Problem statement: Read the lines below. Copy out any that hold the string "Hugh".

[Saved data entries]
****************************************
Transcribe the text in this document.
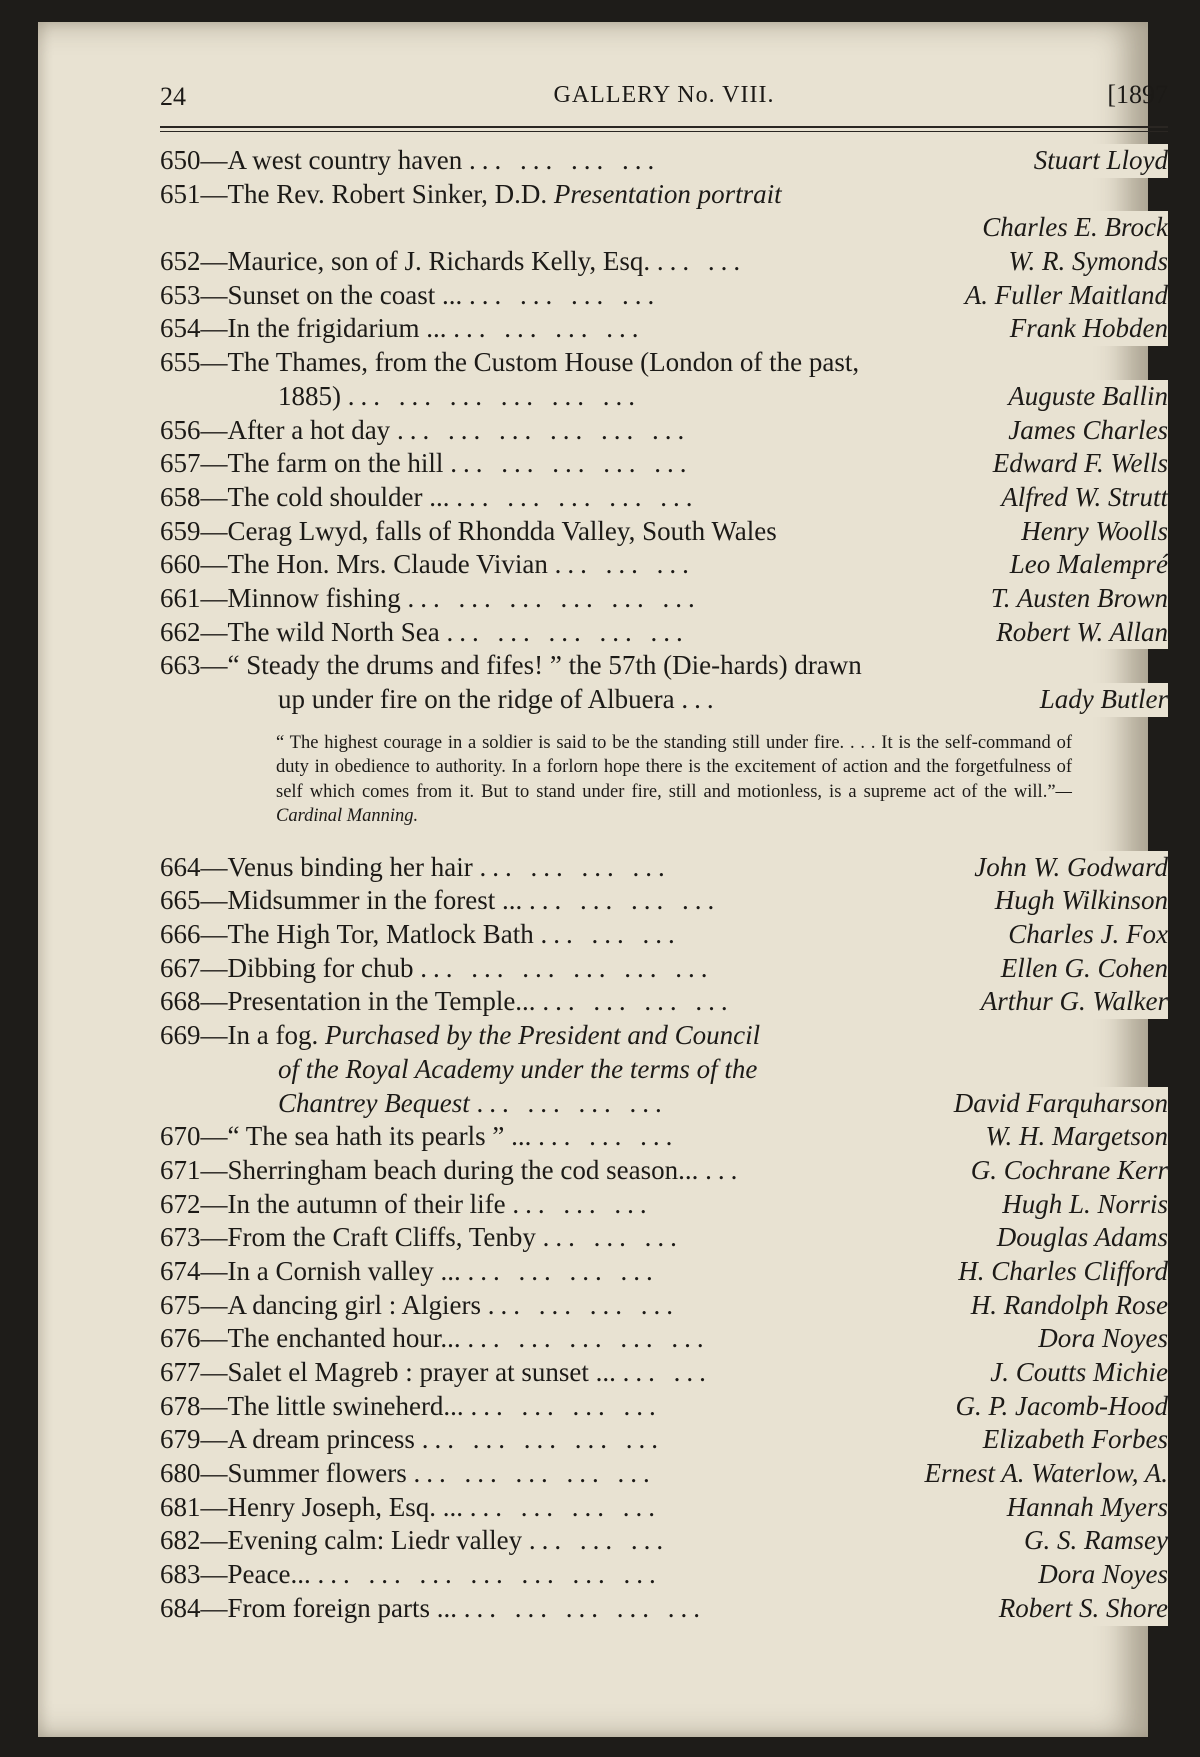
24	GALLERY No. VIII.	[1897
650—A west country haven ... ... ... ...	Stuart Lloyd
651—The Rev. Robert Sinker, D.D. Presentation portrait
Charles E. Brock
652—Maurice, son of J. Richards Kelly, Esq. ... ...	W. R. Symonds
653—Sunset on the coast ... ... ... ... ...	A. Fuller Maitland
654—In the frigidarium ... ... ... ... ...	Frank Hobden
655—The Thames, from the Custom House (London of the past,
1885) ... ... ... ... ... ...	Auguste Ballin
656—After a hot day ... ... ... ... ... ...	James Charles
657—The farm on the hill ... ... ... ... ...	Edward F. Wells
658—The cold shoulder ... ... ... ... ... ...	Alfred W. Strutt
659—Cerag Lwyd, falls of Rhondda Valley, South Wales	Henry Woolls
660—The Hon. Mrs. Claude Vivian ... ... ...	Leo Malempré
661—Minnow fishing ... ... ... ... ... ...	T. Austen Brown
662—The wild North Sea ... ... ... ... ...	Robert W. Allan
663—“ Steady the drums and fifes! ” the 57th (Die-hards) drawn
up under fire on the ridge of Albuera ...	Lady Butler
“ The highest courage in a soldier is said to be the standing still under fire. . . . It is the self-command of duty in obedience to authority. In a forlorn hope there is the excitement of action and the forgetfulness of self which comes from it. But to stand under fire, still and motionless, is a supreme act of the will.”—Cardinal Manning.
664—Venus binding her hair ... ... ... ...	John W. Godward
665—Midsummer in the forest ... ... ... ... ...	Hugh Wilkinson
666—The High Tor, Matlock Bath ... ... ...	Charles J. Fox
667—Dibbing for chub ... ... ... ... ... ...	Ellen G. Cohen
668—Presentation in the Temple... ... ... ... ...	Arthur G. Walker
669—In a fog. Purchased by the President and Council
of the Royal Academy under the terms of the
Chantrey Bequest ... ... ... ...	David Farquharson
670—“ The sea hath its pearls ” ... ... ... ...	W. H. Margetson
671—Sherringham beach during the cod season... ...	G. Cochrane Kerr
672—In the autumn of their life ... ... ...	Hugh L. Norris
673—From the Craft Cliffs, Tenby ... ... ...	Douglas Adams
674—In a Cornish valley ... ... ... ... ...	H. Charles Clifford
675—A dancing girl : Algiers ... ... ... ...	H. Randolph Rose
676—The enchanted hour... ... ... ... ... ...	Dora Noyes
677—Salet el Magreb : prayer at sunset ... ... ...	J. Coutts Michie
678—The little swineherd... ... ... ... ...	G. P. Jacomb-Hood
679—A dream princess ... ... ... ... ...	Elizabeth Forbes
680—Summer flowers ... ... ... ... ...	Ernest A. Waterlow, A.
681—Henry Joseph, Esq. ... ... ... ... ...	Hannah Myers
682—Evening calm: Liedr valley ... ... ...	G. S. Ramsey
683—Peace... ... ... ... ... ... ... ...	Dora Noyes
684—From foreign parts ... ... ... ... ... ...	Robert S. Shore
****************************************
Solved problem:
665—Midsummer in the forest ... ... ... ... ...	Hugh Wilkinson
672—In the autumn of their life ... ... ...	Hugh L. Norris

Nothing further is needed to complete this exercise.